(Stored dataset items)
********

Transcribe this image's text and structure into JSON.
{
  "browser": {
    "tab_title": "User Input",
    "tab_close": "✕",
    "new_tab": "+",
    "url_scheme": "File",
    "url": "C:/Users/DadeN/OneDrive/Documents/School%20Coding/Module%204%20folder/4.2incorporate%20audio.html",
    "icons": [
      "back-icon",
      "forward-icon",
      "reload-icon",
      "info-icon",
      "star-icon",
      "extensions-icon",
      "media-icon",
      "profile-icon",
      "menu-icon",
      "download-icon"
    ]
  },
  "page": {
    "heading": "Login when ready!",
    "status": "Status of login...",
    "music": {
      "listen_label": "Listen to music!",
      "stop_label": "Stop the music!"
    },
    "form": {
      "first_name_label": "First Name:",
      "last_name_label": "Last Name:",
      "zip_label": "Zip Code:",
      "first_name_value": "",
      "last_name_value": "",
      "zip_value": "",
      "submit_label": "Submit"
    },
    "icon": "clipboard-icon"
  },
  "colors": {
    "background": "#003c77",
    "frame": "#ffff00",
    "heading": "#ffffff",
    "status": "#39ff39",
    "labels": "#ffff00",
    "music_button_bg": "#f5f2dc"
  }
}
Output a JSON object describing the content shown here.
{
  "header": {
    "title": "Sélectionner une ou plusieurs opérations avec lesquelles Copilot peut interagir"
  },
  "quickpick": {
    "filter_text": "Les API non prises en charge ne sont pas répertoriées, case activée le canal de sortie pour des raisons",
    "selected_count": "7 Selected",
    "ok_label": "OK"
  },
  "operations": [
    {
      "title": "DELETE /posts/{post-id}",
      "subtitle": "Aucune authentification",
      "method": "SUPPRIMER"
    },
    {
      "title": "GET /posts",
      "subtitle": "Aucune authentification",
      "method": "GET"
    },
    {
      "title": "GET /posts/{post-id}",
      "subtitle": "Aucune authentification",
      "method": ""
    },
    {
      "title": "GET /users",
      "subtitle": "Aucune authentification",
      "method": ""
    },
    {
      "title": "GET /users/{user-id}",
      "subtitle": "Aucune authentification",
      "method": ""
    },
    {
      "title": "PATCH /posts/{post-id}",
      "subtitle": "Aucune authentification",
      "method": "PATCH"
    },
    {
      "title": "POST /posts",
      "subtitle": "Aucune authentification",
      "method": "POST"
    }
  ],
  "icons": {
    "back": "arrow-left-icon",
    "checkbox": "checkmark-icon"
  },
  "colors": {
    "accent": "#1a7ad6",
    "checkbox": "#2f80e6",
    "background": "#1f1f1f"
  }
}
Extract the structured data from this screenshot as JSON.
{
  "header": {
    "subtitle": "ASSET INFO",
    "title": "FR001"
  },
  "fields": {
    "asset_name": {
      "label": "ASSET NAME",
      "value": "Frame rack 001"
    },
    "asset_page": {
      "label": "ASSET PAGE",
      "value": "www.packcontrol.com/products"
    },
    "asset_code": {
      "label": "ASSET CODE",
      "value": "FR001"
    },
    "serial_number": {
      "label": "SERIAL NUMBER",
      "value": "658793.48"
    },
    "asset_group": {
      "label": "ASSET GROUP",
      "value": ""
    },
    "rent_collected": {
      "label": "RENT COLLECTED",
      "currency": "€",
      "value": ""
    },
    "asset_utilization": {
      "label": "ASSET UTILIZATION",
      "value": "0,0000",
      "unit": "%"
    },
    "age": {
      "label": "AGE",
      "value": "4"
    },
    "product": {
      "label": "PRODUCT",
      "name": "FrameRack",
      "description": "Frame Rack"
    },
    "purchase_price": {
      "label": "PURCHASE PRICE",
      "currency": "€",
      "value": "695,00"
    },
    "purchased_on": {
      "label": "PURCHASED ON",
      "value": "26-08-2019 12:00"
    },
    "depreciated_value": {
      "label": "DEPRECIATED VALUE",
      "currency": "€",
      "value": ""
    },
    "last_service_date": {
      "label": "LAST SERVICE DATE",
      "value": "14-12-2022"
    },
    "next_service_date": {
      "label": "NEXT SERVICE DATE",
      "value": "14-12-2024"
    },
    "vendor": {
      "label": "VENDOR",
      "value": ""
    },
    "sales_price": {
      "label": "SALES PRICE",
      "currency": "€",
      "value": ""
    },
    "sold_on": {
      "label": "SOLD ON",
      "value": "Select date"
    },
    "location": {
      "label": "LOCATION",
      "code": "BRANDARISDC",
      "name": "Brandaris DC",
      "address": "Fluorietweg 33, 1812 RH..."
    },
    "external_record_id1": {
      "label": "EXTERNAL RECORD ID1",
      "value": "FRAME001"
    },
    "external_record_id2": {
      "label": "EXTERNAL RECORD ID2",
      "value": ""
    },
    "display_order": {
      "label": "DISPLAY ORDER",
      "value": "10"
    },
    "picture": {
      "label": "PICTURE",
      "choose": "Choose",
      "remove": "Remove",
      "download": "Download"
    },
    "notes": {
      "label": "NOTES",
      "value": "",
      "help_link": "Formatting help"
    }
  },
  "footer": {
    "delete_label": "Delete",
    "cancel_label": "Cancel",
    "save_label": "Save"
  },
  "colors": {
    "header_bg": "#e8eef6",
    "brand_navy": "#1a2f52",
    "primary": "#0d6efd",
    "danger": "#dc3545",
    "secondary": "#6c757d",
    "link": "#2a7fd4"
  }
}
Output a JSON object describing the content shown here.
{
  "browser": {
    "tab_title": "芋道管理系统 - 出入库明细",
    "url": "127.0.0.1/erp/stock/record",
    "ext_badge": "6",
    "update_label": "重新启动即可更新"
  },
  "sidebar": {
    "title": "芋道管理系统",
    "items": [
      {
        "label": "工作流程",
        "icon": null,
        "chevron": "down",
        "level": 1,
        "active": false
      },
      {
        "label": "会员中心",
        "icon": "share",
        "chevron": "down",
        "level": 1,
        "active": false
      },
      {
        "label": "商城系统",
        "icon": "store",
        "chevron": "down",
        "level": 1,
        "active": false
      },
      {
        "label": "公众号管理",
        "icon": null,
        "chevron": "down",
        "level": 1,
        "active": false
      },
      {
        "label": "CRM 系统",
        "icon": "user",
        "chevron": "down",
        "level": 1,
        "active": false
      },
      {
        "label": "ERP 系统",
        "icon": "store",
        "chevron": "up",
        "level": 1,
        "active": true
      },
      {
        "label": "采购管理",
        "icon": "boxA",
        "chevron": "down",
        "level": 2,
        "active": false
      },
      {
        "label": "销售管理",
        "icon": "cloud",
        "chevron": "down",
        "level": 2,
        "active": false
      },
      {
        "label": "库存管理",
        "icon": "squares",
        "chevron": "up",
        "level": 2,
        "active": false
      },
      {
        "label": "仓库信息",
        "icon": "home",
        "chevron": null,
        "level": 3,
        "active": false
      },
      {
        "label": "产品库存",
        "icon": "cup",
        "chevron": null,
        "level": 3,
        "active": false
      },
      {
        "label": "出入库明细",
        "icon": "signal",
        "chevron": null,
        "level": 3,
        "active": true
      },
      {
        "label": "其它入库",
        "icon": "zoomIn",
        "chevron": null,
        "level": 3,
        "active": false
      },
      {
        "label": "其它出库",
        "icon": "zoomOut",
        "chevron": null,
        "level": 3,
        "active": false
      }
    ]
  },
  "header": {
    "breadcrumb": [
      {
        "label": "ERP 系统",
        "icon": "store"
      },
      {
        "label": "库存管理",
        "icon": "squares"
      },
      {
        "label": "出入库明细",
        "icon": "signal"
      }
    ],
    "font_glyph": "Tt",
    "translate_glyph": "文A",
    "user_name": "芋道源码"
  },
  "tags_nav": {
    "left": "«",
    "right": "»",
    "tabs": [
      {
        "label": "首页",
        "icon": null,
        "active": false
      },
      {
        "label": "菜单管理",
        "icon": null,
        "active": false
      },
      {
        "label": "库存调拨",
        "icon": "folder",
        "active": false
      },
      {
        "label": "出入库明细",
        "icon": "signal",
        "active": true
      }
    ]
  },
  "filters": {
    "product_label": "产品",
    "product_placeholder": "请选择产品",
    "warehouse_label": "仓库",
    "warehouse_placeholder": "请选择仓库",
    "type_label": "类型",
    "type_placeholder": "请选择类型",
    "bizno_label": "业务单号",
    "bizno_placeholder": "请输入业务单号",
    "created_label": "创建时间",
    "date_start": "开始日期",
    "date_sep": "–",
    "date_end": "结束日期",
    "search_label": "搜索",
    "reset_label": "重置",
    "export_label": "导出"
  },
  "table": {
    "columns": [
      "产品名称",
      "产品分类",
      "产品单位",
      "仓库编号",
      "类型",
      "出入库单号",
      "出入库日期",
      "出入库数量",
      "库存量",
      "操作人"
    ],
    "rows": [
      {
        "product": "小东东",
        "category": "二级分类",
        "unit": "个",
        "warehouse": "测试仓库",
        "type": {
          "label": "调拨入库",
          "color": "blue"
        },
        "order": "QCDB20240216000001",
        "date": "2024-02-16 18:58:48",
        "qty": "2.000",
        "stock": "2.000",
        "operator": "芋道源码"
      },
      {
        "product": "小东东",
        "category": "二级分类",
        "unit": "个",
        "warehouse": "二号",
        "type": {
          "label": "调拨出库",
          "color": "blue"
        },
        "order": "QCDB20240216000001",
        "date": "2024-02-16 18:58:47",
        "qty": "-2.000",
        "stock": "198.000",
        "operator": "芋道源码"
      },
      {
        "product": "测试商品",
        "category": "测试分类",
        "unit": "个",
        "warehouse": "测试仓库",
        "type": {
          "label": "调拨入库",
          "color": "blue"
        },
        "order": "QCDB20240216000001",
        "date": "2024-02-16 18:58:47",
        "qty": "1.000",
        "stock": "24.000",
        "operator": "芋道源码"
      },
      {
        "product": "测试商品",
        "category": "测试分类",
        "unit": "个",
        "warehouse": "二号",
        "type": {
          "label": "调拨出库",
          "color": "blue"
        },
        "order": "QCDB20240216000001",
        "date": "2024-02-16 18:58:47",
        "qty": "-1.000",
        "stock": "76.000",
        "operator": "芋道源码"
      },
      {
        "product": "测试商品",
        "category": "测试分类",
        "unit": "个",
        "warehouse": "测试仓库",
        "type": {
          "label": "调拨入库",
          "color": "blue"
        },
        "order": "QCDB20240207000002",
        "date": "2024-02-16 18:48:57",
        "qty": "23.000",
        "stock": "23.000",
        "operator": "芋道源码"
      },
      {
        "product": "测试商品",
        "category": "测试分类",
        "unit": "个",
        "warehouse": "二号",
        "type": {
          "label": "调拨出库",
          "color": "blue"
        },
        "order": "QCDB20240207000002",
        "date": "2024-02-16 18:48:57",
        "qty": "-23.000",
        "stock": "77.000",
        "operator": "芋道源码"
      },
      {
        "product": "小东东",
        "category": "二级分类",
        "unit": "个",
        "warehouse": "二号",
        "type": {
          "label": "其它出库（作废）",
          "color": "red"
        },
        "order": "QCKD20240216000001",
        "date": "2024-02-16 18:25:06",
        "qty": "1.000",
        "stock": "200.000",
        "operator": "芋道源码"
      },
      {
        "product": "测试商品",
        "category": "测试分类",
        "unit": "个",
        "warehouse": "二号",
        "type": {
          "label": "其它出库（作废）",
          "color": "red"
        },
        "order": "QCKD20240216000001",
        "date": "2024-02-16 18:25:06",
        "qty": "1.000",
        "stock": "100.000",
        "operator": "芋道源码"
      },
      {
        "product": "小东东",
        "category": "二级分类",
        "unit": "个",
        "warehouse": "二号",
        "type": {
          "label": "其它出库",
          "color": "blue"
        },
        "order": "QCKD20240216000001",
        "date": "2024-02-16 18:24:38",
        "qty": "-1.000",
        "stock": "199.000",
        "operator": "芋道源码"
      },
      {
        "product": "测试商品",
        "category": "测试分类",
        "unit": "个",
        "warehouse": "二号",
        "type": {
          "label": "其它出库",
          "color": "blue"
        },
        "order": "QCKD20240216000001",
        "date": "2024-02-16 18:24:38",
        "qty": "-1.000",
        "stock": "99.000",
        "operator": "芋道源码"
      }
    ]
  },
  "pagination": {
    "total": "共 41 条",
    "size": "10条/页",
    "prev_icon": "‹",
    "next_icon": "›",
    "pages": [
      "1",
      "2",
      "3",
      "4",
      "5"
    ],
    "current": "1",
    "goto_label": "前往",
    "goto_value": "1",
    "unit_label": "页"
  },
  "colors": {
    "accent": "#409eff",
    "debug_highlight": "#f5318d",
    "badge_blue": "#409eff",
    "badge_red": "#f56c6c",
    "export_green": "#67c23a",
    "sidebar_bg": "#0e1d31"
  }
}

********

**What is required**
Gather all lines where the word "status" appears.

**Result below**
    "status": "Status of login...",
    "status": "#39ff39",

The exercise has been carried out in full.